▶ [PROMPT]: Substitute "window" for "porthole" in the data lines starting with the line with "gizmo-neg-x-axis-button[interactable]: [812, 54, 836, 78]" and going on through the line with "ufo-side-port-right: [639, 390, 663, 414]", leaving everything else unchanged. Return only those lines.

◇ ◇ ◇ ◇ ◇ ◇ ◇

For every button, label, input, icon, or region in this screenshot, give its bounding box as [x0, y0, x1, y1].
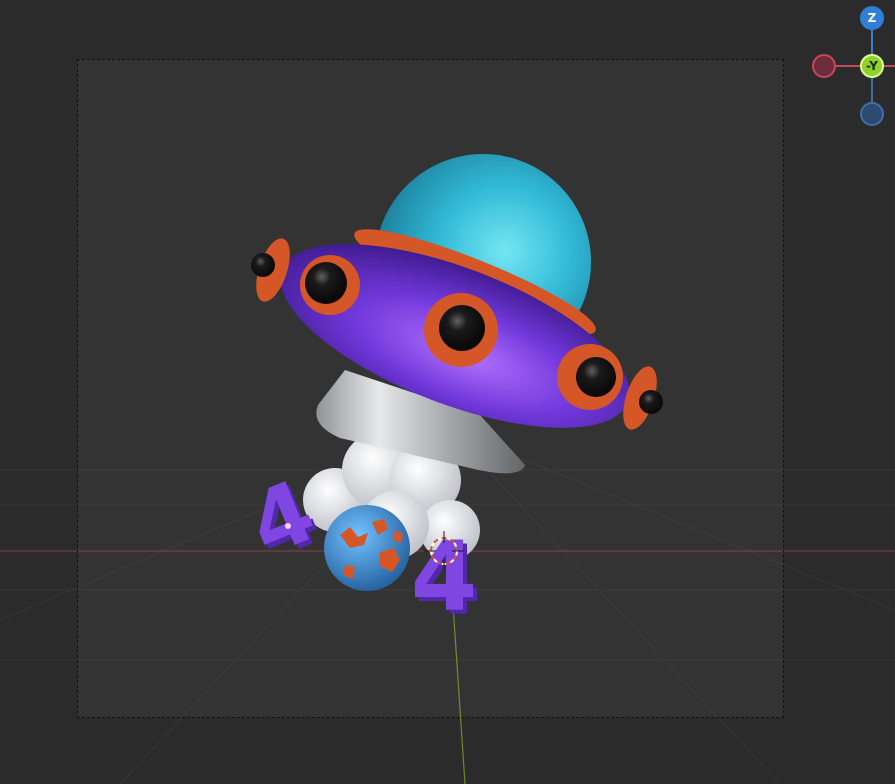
gizmo-neg-x-axis-button[interactable]: [812, 54, 836, 78]
gizmo-y-label: -Y: [866, 59, 878, 73]
3d-viewport[interactable]: 4 4 4 4 Z -Y: [0, 0, 895, 784]
gizmo-z-axis-button[interactable]: Z: [860, 6, 884, 30]
gizmo-neg-z-axis-button[interactable]: [860, 102, 884, 126]
gizmo-z-axis-line: [871, 30, 873, 54]
ufo-porthole[interactable]: [300, 255, 360, 315]
planet-object[interactable]: [324, 505, 410, 591]
gizmo-z-label: Z: [867, 11, 877, 25]
gizmo-x-pos-axis-line: [884, 65, 895, 67]
viewport-canvas: 4 4 4 4: [0, 154, 895, 784]
ufo-porthole[interactable]: [424, 293, 498, 367]
ufo-side-port-left: [251, 253, 275, 277]
gizmo-x-axis-line: [836, 65, 860, 67]
gizmo-z-neg-axis-line: [871, 78, 873, 102]
ufo-porthole[interactable]: [557, 344, 623, 410]
gizmo-neg-y-axis-button[interactable]: -Y: [860, 54, 884, 78]
ufo-side-port-right: [639, 390, 663, 414]
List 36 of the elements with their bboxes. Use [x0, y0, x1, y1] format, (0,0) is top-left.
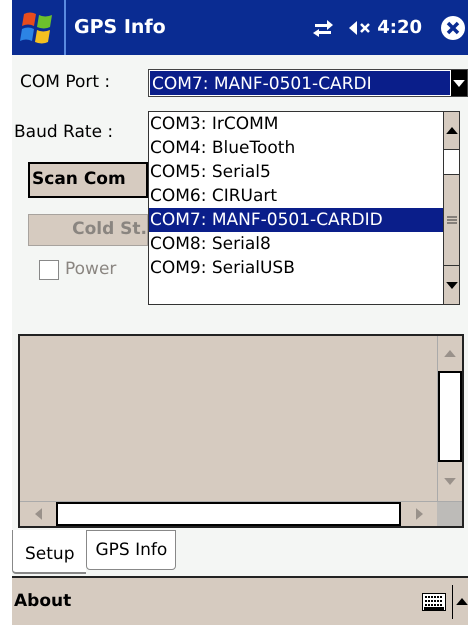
com-port-option[interactable]: COM7: MANF-0501-CARDID: [149, 208, 443, 232]
scroll-down-icon: [446, 282, 458, 288]
keyboard-icon[interactable]: [422, 592, 446, 610]
speaker-muted-icon[interactable]: [349, 20, 372, 36]
com-port-option[interactable]: COM4: BlueTooth: [149, 136, 443, 160]
vertical-scrollbar[interactable]: [437, 336, 462, 501]
scrollbar-corner: [437, 502, 462, 526]
about-menu[interactable]: About: [14, 588, 72, 614]
close-icon[interactable]: [440, 14, 466, 40]
com-port-option[interactable]: COM9: SerialUSB: [149, 256, 443, 280]
com-port-option[interactable]: COM3: IrCOMM: [149, 112, 443, 136]
baud-rate-label: Baud Rate :: [14, 121, 114, 144]
tab[interactable]: GPS Info: [86, 530, 176, 570]
window-title: GPS Info: [74, 15, 166, 40]
com-port-option[interactable]: COM8: Serial8: [149, 232, 443, 256]
com-port-option[interactable]: COM5: Serial5: [149, 160, 443, 184]
scroll-up-icon: [446, 127, 458, 134]
com-port-label: COM Port :: [20, 71, 112, 94]
clock: 4:20: [377, 16, 422, 40]
list-scrollbar[interactable]: [443, 112, 459, 304]
grip-icon[interactable]: [446, 216, 456, 224]
connectivity-arrows-icon[interactable]: [311, 18, 336, 36]
output-text-area[interactable]: [18, 334, 464, 528]
input-menu-arrow-icon: [456, 598, 468, 605]
com-port-option[interactable]: COM6: CIRUart: [149, 184, 443, 208]
power-label: Power: [65, 258, 116, 282]
action-button[interactable]: Scan Com: [28, 162, 148, 198]
scroll-left-icon: [34, 508, 42, 520]
tab[interactable]: Setup: [12, 530, 86, 574]
scroll-up-icon: [444, 350, 456, 357]
scroll-right-icon: [416, 508, 422, 520]
scroll-down-icon: [444, 478, 456, 485]
dropdown-arrow-icon: [453, 80, 465, 86]
horizontal-scrollbar[interactable]: [20, 501, 462, 526]
com-port-value: COM7: MANF-0501-CARDI: [150, 71, 450, 95]
com-port-dropdown[interactable]: COM7: MANF-0501-CARDI: [148, 69, 468, 97]
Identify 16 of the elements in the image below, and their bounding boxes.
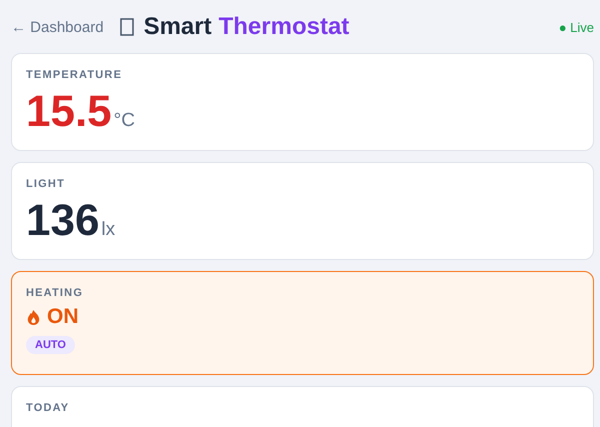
live-status: ● Live [558, 20, 594, 34]
card-label: HEATING [26, 287, 84, 299]
card-label: TEMPERATURE [26, 69, 124, 81]
reading-value: 15.5 [26, 87, 112, 137]
card-label: LIGHT [26, 178, 66, 190]
reading-unit: °C [114, 110, 135, 132]
card-label: TODAY [26, 402, 70, 414]
box-icon [120, 18, 134, 36]
flame-icon [26, 308, 41, 326]
title-text: Smart [144, 13, 212, 41]
back-link[interactable]: ← Dashboard [11, 18, 104, 36]
title-accent: Thermostat [218, 13, 350, 41]
mode-badge: AUTO [26, 336, 75, 354]
reading-value: 136 [26, 196, 100, 246]
heating-state: ON [47, 305, 78, 329]
reading-unit: lx [101, 219, 116, 241]
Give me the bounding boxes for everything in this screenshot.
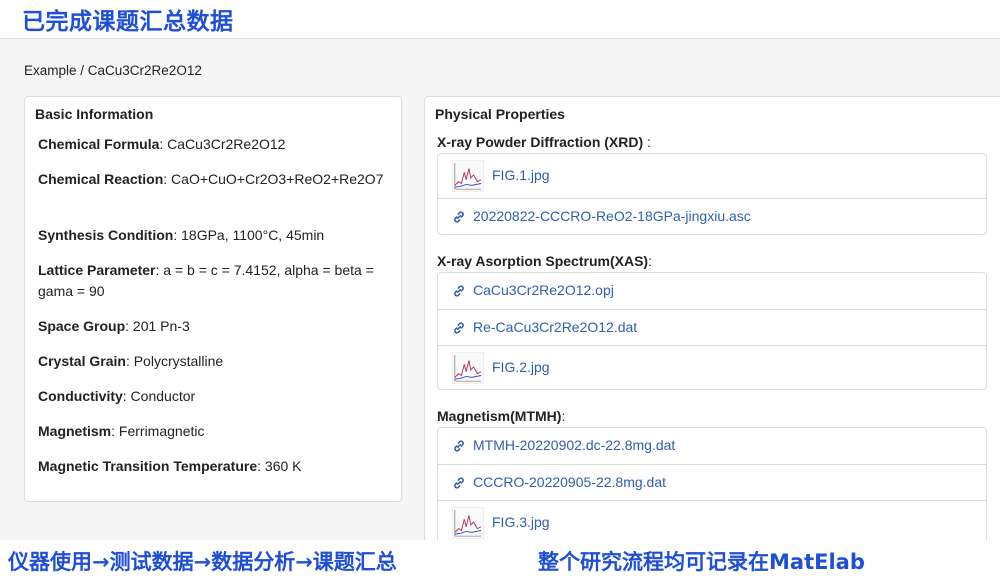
section-title-colon: : [648, 253, 652, 269]
field-lattice-parameter: Lattice Parameter: a = b = c = 7.4152, a… [38, 260, 393, 302]
file-name[interactable]: 20220822-CCCRO-ReO2-18GPa-jingxiu.asc [473, 208, 751, 224]
file-link[interactable]: CaCu3Cr2Re2O12.opj [438, 273, 986, 309]
file-link[interactable]: Re-CaCu3Cr2Re2O12.dat [438, 309, 986, 345]
section-title-text: Magnetism(MTMH) [437, 408, 562, 424]
section-title-text: X-ray Powder Diffraction (XRD) [437, 134, 644, 150]
field-value: : 360 K [257, 458, 302, 474]
image-thumbnail[interactable] [452, 507, 484, 539]
top-banner-text: 已完成课题汇总数据 [22, 9, 234, 35]
file-link[interactable]: CCCRO-20220905-22.8mg.dat [438, 464, 986, 500]
physical-properties-card: Physical Properties X-ray Powder Diffrac… [424, 96, 1000, 556]
field-value: : 201 Pn-3 [125, 318, 190, 334]
file-link[interactable]: 20220822-CCCRO-ReO2-18GPa-jingxiu.asc [438, 198, 986, 234]
bottom-banner-left-text: 仪器使用→测试数据→数据分析→课题汇总 [8, 550, 397, 574]
image-thumbnail[interactable] [452, 352, 484, 384]
section-title: X-ray Asorption Spectrum(XAS): [437, 253, 652, 269]
field-value: : Polycrystalline [125, 353, 224, 369]
section-title: Magnetism(MTMH): [437, 408, 565, 424]
field-label: Magnetism [38, 423, 112, 439]
file-name[interactable]: FIG.3.jpg [492, 514, 550, 530]
field-magnetic-transition-temperature: Magnetic Transition Temperature: 360 K [38, 456, 393, 477]
field-label: Conductivity [38, 388, 123, 404]
field-magnetism: Magnetism: Ferrimagnetic [38, 421, 393, 442]
link-icon [452, 438, 468, 454]
file-link[interactable]: MTMH-20220902.dc-22.8mg.dat [438, 428, 986, 464]
image-attachment[interactable]: FIG.3.jpg [438, 500, 986, 544]
top-banner: 已完成课题汇总数据 [0, 0, 1000, 38]
file-name[interactable]: FIG.2.jpg [492, 359, 550, 375]
section-title: X-ray Powder Diffraction (XRD) : [437, 134, 651, 150]
field-label: Chemical Formula [38, 136, 160, 152]
file-name[interactable]: Re-CaCu3Cr2Re2O12.dat [473, 319, 637, 335]
link-icon [452, 209, 468, 225]
image-attachment[interactable]: FIG.2.jpg [438, 345, 986, 389]
field-crystal-grain: Crystal Grain: Polycrystalline [38, 351, 393, 372]
field-value: : Conductor [122, 388, 196, 404]
section-title-colon: : [643, 134, 651, 150]
link-icon [452, 320, 468, 336]
basic-information-title: Basic Information [35, 106, 154, 122]
field-label: Crystal Grain [38, 353, 126, 369]
link-icon [452, 475, 468, 491]
physical-properties-title: Physical Properties [435, 106, 565, 122]
file-name[interactable]: MTMH-20220902.dc-22.8mg.dat [473, 437, 675, 453]
field-chemical-formula: Chemical Formula: CaCu3Cr2Re2O12 [38, 134, 393, 155]
basic-information-card: Basic Information Chemical Formula: CaCu… [24, 96, 402, 502]
field-value: : Ferrimagnetic [111, 423, 205, 439]
field-synthesis-condition: Synthesis Condition: 18GPa, 1100°C, 45mi… [38, 225, 393, 246]
field-chemical-reaction: Chemical Reaction: CaO+CuO+Cr2O3+ReO2+Re… [38, 169, 393, 190]
field-label: Lattice Parameter [38, 262, 156, 278]
field-label: Chemical Reaction [38, 171, 164, 187]
image-thumbnail[interactable] [452, 160, 484, 192]
file-list: FIG.1.jpg 20220822-CCCRO-ReO2-18GPa-jingx… [437, 153, 987, 235]
file-name[interactable]: FIG.1.jpg [492, 167, 550, 183]
link-icon [452, 283, 468, 299]
section-title-text: X-ray Asorption Spectrum(XAS) [437, 253, 649, 269]
field-space-group: Space Group: 201 Pn-3 [38, 316, 393, 337]
page-body: Example / CaCu3Cr2Re2O12 Basic Informati… [0, 38, 1000, 556]
field-value: : CaCu3Cr2Re2O12 [159, 136, 286, 152]
section-title-colon: : [561, 408, 566, 424]
file-list: MTMH-20220902.dc-22.8mg.dat CCCRO-2022090… [437, 427, 987, 545]
field-conductivity: Conductivity: Conductor [38, 386, 393, 407]
field-value: : 18GPa, 1100°C, 45min [173, 227, 325, 243]
image-attachment[interactable]: FIG.1.jpg [438, 154, 986, 198]
file-name[interactable]: CaCu3Cr2Re2O12.opj [473, 282, 614, 298]
field-value: : CaO+CuO+Cr2O3+ReO2+Re2O7 [163, 171, 384, 187]
bottom-banner-right-text: 整个研究流程均可记录在MatElab [538, 550, 865, 574]
field-label: Magnetic Transition Temperature [38, 458, 258, 474]
field-label: Synthesis Condition [38, 227, 174, 243]
field-label: Space Group [38, 318, 126, 334]
breadcrumb[interactable]: Example / CaCu3Cr2Re2O12 [24, 63, 202, 78]
bottom-banner: 仪器使用→测试数据→数据分析→课题汇总 整个研究流程均可记录在MatElab [0, 540, 1000, 579]
file-list: CaCu3Cr2Re2O12.opj Re-CaCu3Cr2Re2O12.dat F… [437, 272, 987, 390]
file-name[interactable]: CCCRO-20220905-22.8mg.dat [473, 474, 666, 490]
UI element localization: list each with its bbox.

◇ ◇ ◇ ◇ ◇ ◇ ◇

▶ [OUTPUT FOR THIS EXERCISE]:
gizmo-neg-x-axis-button[interactable]: [812, 54, 836, 78]
gizmo-y-label: -Y: [866, 59, 878, 73]
3d-viewport[interactable]: 4 4 4 4 Z -Y: [0, 0, 895, 784]
gizmo-z-axis-button[interactable]: Z: [860, 6, 884, 30]
gizmo-neg-z-axis-button[interactable]: [860, 102, 884, 126]
gizmo-z-axis-line: [871, 30, 873, 54]
ufo-window[interactable]: [300, 255, 360, 315]
planet-object[interactable]: [324, 505, 410, 591]
gizmo-z-label: Z: [867, 11, 877, 25]
gizmo-x-pos-axis-line: [884, 65, 895, 67]
viewport-canvas: 4 4 4 4: [0, 154, 895, 784]
ufo-window[interactable]: [424, 293, 498, 367]
ufo-side-port-left: [251, 253, 275, 277]
gizmo-x-axis-line: [836, 65, 860, 67]
gizmo-z-neg-axis-line: [871, 78, 873, 102]
ufo-window[interactable]: [557, 344, 623, 410]
gizmo-neg-y-axis-button[interactable]: -Y: [860, 54, 884, 78]
ufo-side-port-right: [639, 390, 663, 414]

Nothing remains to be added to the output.